▸ Instructions to follow: Give the data below again, word for word.
>> Start Given data
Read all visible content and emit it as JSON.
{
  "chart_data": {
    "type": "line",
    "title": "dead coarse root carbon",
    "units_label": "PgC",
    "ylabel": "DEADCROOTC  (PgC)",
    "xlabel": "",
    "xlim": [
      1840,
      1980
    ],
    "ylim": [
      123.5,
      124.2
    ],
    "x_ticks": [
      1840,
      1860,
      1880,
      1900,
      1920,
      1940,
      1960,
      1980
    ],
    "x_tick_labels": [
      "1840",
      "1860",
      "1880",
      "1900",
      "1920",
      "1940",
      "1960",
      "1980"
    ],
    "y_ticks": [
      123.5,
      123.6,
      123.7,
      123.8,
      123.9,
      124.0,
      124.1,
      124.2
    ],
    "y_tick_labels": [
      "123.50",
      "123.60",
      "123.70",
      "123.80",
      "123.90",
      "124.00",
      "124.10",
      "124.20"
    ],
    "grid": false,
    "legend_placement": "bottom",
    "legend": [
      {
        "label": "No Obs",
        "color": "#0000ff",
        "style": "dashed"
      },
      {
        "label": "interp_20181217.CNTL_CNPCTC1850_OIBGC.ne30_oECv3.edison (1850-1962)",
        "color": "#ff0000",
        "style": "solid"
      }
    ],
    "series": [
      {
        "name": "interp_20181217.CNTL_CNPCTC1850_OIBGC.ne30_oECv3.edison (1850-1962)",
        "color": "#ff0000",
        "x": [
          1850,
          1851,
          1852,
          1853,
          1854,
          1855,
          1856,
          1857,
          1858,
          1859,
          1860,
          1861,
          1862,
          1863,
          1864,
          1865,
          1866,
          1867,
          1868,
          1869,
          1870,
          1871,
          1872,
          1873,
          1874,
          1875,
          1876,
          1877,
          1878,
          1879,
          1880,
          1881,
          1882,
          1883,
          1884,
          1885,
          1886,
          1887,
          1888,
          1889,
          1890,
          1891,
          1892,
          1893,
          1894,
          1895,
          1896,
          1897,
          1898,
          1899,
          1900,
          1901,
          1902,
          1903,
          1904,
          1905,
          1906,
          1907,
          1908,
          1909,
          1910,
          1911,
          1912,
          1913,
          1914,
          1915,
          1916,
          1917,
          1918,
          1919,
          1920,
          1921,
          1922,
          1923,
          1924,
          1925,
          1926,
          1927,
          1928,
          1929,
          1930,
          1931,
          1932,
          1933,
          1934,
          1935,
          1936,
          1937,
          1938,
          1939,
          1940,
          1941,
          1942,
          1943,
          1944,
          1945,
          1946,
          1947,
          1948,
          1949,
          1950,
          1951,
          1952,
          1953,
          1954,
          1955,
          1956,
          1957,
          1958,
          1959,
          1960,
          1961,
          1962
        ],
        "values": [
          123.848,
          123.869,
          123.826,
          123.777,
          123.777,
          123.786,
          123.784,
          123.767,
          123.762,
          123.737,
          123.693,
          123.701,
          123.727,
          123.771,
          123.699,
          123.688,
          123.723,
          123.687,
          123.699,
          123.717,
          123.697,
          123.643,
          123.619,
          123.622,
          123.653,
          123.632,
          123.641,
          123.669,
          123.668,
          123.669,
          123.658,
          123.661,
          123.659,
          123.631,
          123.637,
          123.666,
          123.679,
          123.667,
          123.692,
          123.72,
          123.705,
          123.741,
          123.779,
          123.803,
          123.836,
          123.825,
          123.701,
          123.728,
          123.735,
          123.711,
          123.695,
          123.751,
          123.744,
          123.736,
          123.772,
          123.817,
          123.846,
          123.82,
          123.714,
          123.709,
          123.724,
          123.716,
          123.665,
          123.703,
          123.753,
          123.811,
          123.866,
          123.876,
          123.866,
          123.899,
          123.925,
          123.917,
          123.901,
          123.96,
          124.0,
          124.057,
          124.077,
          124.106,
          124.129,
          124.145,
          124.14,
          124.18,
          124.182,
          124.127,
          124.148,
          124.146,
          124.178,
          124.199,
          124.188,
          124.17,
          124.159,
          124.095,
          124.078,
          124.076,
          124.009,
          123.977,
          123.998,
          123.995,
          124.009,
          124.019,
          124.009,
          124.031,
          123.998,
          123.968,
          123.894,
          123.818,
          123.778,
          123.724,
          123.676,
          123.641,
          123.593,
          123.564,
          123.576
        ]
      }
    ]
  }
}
>> End Given data
▸ Result:
Read all visible content and emit it as JSON.
{
  "chart_data": {
    "type": "line",
    "title": "dead coarse root carbon",
    "units_label": "PgC",
    "ylabel": "DEADCROOTC  (PgC)",
    "xlabel": "",
    "xlim": [
      1840,
      1980
    ],
    "ylim": [
      123.5,
      124.2
    ],
    "x_ticks": [
      1840,
      1860,
      1880,
      1900,
      1920,
      1940,
      1960,
      1980
    ],
    "x_tick_labels": [
      "1840",
      "1860",
      "1880",
      "1900",
      "1920",
      "1940",
      "1960",
      "1980"
    ],
    "y_ticks": [
      123.5,
      123.6,
      123.7,
      123.8,
      123.9,
      124.0,
      124.1,
      124.2
    ],
    "y_tick_labels": [
      "123.50",
      "123.60",
      "123.70",
      "123.80",
      "123.90",
      "124.00",
      "124.10",
      "124.20"
    ],
    "grid": false,
    "legend_placement": "bottom",
    "legend": [
      {
        "label": "No Obs",
        "color": "#0000ff",
        "style": "dashed"
      },
      {
        "label": "interp_20181217.CNTL_CNPCTC1850_OIBGC.ne30_oECv3.edison (1850-1962)",
        "color": "#ff0000",
        "style": "solid"
      }
    ],
    "series": [
      {
        "name": "interp_20181217.CNTL_CNPCTC1850_OIBGC.ne30_oECv3.edison (1850-1962)",
        "color": "#ff0000",
        "x": [
          1850,
          1851,
          1852,
          1853,
          1854,
          1855,
          1856,
          1857,
          1858,
          1859,
          1860,
          1861,
          1862,
          1863,
          1864,
          1865,
          1866,
          1867,
          1868,
          1869,
          1870,
          1871,
          1872,
          1873,
          1874,
          1875,
          1876,
          1877,
          1878,
          1879,
          1880,
          1881,
          1882,
          1883,
          1884,
          1885,
          1886,
          1887,
          1888,
          1889,
          1890,
          1891,
          1892,
          1893,
          1894,
          1895,
          1896,
          1897,
          1898,
          1899,
          1900,
          1901,
          1902,
          1903,
          1904,
          1905,
          1906,
          1907,
          1908,
          1909,
          1910,
          1911,
          1912,
          1913,
          1914,
          1915,
          1916,
          1917,
          1918,
          1919,
          1920,
          1921,
          1922,
          1923,
          1924,
          1925,
          1926,
          1927,
          1928,
          1929,
          1930,
          1931,
          1932,
          1933,
          1934,
          1935,
          1936,
          1937,
          1938,
          1939,
          1940,
          1941,
          1942,
          1943,
          1944,
          1945,
          1946,
          1947,
          1948,
          1949,
          1950,
          1951,
          1952,
          1953,
          1954,
          1955,
          1956,
          1957,
          1958,
          1959,
          1960,
          1961,
          1962
        ],
        "values": [
          123.848,
          123.869,
          123.826,
          123.777,
          123.777,
          123.786,
          123.784,
          123.767,
          123.762,
          123.737,
          123.693,
          123.701,
          123.727,
          123.771,
          123.699,
          123.688,
          123.723,
          123.687,
          123.699,
          123.717,
          123.697,
          123.643,
          123.619,
          123.622,
          123.653,
          123.632,
          123.641,
          123.669,
          123.668,
          123.669,
          123.658,
          123.661,
          123.659,
          123.631,
          123.637,
          123.666,
          123.679,
          123.667,
          123.692,
          123.72,
          123.705,
          123.741,
          123.779,
          123.803,
          123.836,
          123.825,
          123.701,
          123.728,
          123.735,
          123.711,
          123.695,
          123.751,
          123.744,
          123.736,
          123.772,
          123.817,
          123.846,
          123.82,
          123.714,
          123.709,
          123.724,
          123.716,
          123.665,
          123.703,
          123.753,
          123.811,
          123.866,
          123.876,
          123.866,
          123.899,
          123.925,
          123.917,
          123.901,
          123.96,
          124.0,
          124.057,
          124.077,
          124.106,
          124.129,
          124.145,
          124.14,
          124.18,
          124.182,
          124.127,
          124.148,
          124.146,
          124.178,
          124.199,
          124.188,
          124.17,
          124.159,
          124.095,
          124.078,
          124.076,
          124.009,
          123.977,
          123.998,
          123.995,
          124.009,
          124.019,
          124.009,
          124.031,
          123.998,
          123.968,
          123.894,
          123.818,
          123.778,
          123.724,
          123.676,
          123.641,
          123.593,
          123.564,
          123.576
        ]
      }
    ]
  }
}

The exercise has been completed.